(SHORT TASK): How many lines of these records hold the string "this"? Reply with the number alone.

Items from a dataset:
+--

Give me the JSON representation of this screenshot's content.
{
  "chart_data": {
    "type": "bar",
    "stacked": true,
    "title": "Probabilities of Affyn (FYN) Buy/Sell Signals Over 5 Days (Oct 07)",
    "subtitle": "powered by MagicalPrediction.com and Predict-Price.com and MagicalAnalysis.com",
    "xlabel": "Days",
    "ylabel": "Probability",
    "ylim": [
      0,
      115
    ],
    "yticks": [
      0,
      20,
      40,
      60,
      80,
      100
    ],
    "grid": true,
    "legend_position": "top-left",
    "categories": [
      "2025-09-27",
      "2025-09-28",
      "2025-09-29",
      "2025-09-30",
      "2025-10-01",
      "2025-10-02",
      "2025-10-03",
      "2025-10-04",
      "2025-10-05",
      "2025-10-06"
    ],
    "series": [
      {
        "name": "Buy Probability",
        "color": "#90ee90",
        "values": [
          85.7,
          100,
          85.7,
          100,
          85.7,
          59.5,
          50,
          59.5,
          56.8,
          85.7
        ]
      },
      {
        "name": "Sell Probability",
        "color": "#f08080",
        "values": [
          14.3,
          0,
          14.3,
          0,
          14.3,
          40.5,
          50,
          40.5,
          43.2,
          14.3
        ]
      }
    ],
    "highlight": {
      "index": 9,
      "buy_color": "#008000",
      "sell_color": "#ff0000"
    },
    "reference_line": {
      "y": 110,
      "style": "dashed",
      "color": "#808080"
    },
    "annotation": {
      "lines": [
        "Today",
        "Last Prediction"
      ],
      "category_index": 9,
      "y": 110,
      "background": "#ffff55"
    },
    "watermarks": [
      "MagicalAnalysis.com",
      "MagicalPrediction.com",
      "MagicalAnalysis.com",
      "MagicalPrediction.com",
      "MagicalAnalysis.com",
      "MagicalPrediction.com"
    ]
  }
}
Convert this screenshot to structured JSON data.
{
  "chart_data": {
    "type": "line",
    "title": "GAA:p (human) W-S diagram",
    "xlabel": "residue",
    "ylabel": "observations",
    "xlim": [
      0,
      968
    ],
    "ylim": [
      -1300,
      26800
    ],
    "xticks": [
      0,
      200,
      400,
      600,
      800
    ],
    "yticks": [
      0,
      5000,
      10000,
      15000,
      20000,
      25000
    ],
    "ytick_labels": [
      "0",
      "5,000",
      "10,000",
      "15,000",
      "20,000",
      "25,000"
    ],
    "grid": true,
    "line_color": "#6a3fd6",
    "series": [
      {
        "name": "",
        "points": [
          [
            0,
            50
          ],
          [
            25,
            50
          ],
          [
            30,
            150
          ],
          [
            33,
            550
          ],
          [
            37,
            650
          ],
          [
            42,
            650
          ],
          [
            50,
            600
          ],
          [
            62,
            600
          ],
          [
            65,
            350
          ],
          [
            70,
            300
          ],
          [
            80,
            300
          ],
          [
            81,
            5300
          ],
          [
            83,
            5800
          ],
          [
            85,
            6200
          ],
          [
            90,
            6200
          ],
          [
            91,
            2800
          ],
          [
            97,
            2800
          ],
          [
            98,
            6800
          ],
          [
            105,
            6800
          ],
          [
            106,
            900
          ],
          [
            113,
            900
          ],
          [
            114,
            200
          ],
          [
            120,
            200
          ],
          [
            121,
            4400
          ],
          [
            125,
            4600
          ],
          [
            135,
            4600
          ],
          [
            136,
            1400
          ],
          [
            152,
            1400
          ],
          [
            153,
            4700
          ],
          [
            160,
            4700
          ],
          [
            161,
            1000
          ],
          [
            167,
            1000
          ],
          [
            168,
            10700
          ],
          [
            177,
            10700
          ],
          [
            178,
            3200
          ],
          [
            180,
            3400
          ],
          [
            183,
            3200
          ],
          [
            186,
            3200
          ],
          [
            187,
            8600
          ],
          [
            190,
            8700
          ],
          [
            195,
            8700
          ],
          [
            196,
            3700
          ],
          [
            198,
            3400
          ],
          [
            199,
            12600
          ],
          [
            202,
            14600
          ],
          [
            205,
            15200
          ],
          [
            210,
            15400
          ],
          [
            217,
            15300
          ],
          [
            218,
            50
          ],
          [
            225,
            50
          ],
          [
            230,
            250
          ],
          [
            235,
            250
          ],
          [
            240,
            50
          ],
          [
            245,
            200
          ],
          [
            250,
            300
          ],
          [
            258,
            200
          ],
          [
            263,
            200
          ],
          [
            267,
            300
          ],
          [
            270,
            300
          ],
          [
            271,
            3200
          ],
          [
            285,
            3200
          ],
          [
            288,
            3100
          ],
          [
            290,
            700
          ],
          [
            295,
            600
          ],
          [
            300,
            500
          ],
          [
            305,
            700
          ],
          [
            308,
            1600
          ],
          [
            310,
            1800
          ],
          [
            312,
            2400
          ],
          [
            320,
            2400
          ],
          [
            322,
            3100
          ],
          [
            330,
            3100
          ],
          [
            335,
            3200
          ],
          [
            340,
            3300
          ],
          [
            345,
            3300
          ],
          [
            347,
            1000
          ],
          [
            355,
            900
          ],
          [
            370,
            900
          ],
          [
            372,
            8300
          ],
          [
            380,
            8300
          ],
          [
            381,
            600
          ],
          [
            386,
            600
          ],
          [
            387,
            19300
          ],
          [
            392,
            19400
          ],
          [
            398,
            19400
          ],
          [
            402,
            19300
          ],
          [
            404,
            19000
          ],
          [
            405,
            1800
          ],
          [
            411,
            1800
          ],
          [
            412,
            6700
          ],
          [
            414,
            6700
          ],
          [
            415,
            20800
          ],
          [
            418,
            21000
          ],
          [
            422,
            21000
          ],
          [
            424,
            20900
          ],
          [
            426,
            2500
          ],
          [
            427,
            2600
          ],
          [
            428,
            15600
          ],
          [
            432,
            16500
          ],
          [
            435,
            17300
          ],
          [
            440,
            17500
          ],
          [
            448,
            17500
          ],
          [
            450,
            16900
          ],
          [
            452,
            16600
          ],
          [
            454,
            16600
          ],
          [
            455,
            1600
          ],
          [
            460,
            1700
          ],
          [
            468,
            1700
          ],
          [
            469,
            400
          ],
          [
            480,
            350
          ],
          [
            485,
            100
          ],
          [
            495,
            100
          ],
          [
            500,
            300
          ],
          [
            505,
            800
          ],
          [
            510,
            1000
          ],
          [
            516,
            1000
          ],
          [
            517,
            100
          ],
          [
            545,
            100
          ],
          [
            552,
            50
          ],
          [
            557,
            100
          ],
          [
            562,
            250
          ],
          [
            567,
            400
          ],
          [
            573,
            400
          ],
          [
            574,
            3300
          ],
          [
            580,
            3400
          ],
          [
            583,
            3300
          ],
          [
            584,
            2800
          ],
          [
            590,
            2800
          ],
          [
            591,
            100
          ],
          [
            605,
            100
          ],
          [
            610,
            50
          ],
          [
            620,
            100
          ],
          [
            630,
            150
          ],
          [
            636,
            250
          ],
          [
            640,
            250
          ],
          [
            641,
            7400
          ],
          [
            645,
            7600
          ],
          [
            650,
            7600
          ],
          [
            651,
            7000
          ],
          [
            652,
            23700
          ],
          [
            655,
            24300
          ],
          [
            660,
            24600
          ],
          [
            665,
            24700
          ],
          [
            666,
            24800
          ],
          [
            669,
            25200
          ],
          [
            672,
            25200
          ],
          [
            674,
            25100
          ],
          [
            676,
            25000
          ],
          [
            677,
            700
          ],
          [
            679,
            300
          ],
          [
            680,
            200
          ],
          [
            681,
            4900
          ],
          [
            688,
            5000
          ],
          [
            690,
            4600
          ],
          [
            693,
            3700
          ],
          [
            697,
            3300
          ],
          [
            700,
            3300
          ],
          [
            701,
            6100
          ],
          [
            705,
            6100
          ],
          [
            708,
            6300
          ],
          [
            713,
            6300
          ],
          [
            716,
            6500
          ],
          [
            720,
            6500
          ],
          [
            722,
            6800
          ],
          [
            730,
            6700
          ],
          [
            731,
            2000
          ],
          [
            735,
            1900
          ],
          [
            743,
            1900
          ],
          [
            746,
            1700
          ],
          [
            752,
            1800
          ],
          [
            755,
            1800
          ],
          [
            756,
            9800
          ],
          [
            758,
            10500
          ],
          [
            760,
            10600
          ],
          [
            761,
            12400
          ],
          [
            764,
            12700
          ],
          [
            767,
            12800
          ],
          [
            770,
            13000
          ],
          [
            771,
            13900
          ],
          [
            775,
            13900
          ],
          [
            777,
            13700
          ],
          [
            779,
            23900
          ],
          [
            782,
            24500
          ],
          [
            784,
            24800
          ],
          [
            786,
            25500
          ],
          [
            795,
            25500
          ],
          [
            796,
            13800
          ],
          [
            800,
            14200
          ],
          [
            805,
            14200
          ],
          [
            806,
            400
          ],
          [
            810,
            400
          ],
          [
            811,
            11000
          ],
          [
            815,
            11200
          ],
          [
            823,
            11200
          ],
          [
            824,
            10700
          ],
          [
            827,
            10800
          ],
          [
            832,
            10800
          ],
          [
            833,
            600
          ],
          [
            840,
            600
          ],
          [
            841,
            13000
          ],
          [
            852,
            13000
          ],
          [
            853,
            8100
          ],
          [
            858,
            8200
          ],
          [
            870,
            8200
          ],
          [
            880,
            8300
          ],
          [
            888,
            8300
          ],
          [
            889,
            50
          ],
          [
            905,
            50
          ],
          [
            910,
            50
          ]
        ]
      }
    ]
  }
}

+--

(EXPECTED ANSWER): 2